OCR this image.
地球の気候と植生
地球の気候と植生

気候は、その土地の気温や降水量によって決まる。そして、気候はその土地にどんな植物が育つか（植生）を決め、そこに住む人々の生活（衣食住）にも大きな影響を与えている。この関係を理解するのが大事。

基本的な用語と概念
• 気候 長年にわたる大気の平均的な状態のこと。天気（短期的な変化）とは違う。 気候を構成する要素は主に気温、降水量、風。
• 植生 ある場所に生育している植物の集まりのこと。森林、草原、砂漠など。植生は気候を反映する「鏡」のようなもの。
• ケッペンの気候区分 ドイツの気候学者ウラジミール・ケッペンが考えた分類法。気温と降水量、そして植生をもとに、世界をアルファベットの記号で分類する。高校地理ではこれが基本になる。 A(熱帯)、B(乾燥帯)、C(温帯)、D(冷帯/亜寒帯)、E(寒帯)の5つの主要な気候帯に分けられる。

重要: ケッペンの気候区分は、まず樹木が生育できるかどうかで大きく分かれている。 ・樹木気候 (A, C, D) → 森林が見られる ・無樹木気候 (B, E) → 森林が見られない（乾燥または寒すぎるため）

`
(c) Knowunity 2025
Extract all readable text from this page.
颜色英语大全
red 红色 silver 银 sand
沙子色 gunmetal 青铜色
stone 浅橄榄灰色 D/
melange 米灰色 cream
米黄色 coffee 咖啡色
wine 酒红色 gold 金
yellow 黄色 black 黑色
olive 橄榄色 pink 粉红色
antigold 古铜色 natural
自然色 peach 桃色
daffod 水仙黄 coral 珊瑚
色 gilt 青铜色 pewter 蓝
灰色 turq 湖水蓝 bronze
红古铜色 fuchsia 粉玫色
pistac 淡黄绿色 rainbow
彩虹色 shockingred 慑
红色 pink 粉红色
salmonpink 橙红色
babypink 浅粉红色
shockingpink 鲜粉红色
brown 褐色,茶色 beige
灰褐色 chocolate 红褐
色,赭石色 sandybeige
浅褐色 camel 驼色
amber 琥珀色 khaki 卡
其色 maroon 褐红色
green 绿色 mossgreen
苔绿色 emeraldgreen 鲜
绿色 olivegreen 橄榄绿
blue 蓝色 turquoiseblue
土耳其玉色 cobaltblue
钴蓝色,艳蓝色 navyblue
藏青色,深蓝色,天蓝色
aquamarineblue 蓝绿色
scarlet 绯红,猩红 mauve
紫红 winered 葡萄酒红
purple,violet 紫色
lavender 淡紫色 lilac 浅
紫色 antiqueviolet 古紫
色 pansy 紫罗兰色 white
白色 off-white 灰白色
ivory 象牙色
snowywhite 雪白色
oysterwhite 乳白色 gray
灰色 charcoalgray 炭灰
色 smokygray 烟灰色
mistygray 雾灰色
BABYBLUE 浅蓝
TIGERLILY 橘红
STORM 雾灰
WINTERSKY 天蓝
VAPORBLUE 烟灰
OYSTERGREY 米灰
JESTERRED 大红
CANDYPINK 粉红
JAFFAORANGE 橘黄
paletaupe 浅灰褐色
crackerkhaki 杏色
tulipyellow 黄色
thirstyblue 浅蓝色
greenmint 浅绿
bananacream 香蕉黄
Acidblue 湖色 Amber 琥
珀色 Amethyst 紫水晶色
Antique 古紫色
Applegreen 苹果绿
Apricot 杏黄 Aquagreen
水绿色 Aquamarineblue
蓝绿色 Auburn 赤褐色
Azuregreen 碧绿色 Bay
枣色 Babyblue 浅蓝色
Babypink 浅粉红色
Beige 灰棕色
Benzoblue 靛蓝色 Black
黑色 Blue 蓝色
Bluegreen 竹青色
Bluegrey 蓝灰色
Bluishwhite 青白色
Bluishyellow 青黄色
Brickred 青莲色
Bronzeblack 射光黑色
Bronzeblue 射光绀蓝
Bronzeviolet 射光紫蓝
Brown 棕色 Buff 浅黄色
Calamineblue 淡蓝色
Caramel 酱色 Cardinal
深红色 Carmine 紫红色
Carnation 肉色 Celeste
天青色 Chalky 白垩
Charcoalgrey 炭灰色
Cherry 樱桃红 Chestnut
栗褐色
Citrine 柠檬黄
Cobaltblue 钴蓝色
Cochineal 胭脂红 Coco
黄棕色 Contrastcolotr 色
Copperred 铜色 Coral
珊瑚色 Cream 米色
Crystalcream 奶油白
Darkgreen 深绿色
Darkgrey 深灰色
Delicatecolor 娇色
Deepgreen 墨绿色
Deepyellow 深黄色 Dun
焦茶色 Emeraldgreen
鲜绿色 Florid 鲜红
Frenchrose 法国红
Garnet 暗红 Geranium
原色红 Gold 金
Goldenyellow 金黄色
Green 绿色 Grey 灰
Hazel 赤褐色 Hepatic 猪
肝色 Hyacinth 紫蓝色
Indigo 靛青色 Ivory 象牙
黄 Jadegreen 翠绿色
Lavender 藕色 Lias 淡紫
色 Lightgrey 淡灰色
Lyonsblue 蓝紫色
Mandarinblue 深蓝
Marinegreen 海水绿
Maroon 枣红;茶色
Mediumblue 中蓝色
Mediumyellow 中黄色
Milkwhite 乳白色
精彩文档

——————

▶ [Direction]: Nothing may be left out: return each entry exactly as it reads.

▶ [Worked answer]:
OCR this image.
地球の気候と植生
地球の気候と植生

気候は、その土地の気温や降水量によって決まる。そして、気候はその土地にどんな植物が育つか（植生）を決め、そこに住む人々の生活（衣食住）にも大きな影響を与えている。この関係を理解するのが大事。

基本的な用語と概念
• 気候 長年にわたる大気の平均的な状態のこと。天気（短期的な変化）とは違う。 気候を構成する要素は主に気温、降水量、風。
• 植生 ある場所に生育している植物の集まりのこと。森林、草原、砂漠など。植生は気候を反映する「鏡」のようなもの。
• ケッペンの気候区分 ドイツの気候学者ウラジミール・ケッペンが考えた分類法。気温と降水量、そして植生をもとに、世界をアルファベットの記号で分類する。高校地理ではこれが基本になる。 A(熱帯)、B(乾燥帯)、C(温帯)、D(冷帯/亜寒帯)、E(寒帯)の5つの主要な気候帯に分けられる。

重要: ケッペンの気候区分は、まず樹木が生育できるかどうかで大きく分かれている。 ・樹木気候 (A, C, D) → 森林が見られる ・無樹木気候 (B, E) → 森林が見られない（乾燥または寒すぎるため）

`
(c) Knowunity 2025
Extract all readable text from this page.
颜色英语大全
red 红色 silver 银 sand
沙子色 gunmetal 青铜色
stone 浅橄榄灰色 D/
melange 米灰色 cream
米黄色 coffee 咖啡色
wine 酒红色 gold 金
yellow 黄色 black 黑色
olive 橄榄色 pink 粉红色
antigold 古铜色 natural
自然色 peach 桃色
daffod 水仙黄 coral 珊瑚
色 gilt 青铜色 pewter 蓝
灰色 turq 湖水蓝 bronze
红古铜色 fuchsia 粉玫色
pistac 淡黄绿色 rainbow
彩虹色 shockingred 慑
红色 pink 粉红色
salmonpink 橙红色
babypink 浅粉红色
shockingpink 鲜粉红色
brown 褐色,茶色 beige
灰褐色 chocolate 红褐
色,赭石色 sandybeige
浅褐色 camel 驼色
amber 琥珀色 khaki 卡
其色 maroon 褐红色
green 绿色 mossgreen
苔绿色 emeraldgreen 鲜
绿色 olivegreen 橄榄绿
blue 蓝色 turquoiseblue
土耳其玉色 cobaltblue
钴蓝色,艳蓝色 navyblue
藏青色,深蓝色,天蓝色
aquamarineblue 蓝绿色
scarlet 绯红,猩红 mauve
紫红 winered 葡萄酒红
purple,violet 紫色
lavender 淡紫色 lilac 浅
紫色 antiqueviolet 古紫
色 pansy 紫罗兰色 white
白色 off-white 灰白色
ivory 象牙色
snowywhite 雪白色
oysterwhite 乳白色 gray
灰色 charcoalgray 炭灰
色 smokygray 烟灰色
mistygray 雾灰色
BABYBLUE 浅蓝
TIGERLILY 橘红
STORM 雾灰
WINTERSKY 天蓝
VAPORBLUE 烟灰
OYSTERGREY 米灰
JESTERRED 大红
CANDYPINK 粉红
JAFFAORANGE 橘黄
paletaupe 浅灰褐色
crackerkhaki 杏色
tulipyellow 黄色
thirstyblue 浅蓝色
greenmint 浅绿
bananacream 香蕉黄
Acidblue 湖色 Amber 琥
珀色 Amethyst 紫水晶色
Antique 古紫色
Applegreen 苹果绿
Apricot 杏黄 Aquagreen
水绿色 Aquamarineblue
蓝绿色 Auburn 赤褐色
Azuregreen 碧绿色 Bay
枣色 Babyblue 浅蓝色
Babypink 浅粉红色
Beige 灰棕色
Benzoblue 靛蓝色 Black
黑色 Blue 蓝色
Bluegreen 竹青色
Bluegrey 蓝灰色
Bluishwhite 青白色
Bluishyellow 青黄色
Brickred 青莲色
Bronzeblack 射光黑色
Bronzeblue 射光绀蓝
Bronzeviolet 射光紫蓝
Brown 棕色 Buff 浅黄色
Calamineblue 淡蓝色
Caramel 酱色 Cardinal
深红色 Carmine 紫红色
Carnation 肉色 Celeste
天青色 Chalky 白垩
Charcoalgrey 炭灰色
Cherry 樱桃红 Chestnut
栗褐色
Citrine 柠檬黄
Cobaltblue 钴蓝色
Cochineal 胭脂红 Coco
黄棕色 Contrastcolotr 色
Copperred 铜色 Coral
珊瑚色 Cream 米色
Crystalcream 奶油白
Darkgreen 深绿色
Darkgrey 深灰色
Delicatecolor 娇色
Deepgreen 墨绿色
Deepyellow 深黄色 Dun
焦茶色 Emeraldgreen
鲜绿色 Florid 鲜红
Frenchrose 法国红
Garnet 暗红 Geranium
原色红 Gold 金
Goldenyellow 金黄色
Green 绿色 Grey 灰
Hazel 赤褐色 Hepatic 猪
肝色 Hyacinth 紫蓝色
Indigo 靛青色 Ivory 象牙
黄 Jadegreen 翠绿色
Lavender 藕色 Lias 淡紫
色 Lightgrey 淡灰色
Lyonsblue 蓝紫色
Mandarinblue 深蓝
Marinegreen 海水绿
Maroon 枣红;茶色
Mediumblue 中蓝色
Mediumyellow 中黄色
Milkwhite 乳白色
精彩文档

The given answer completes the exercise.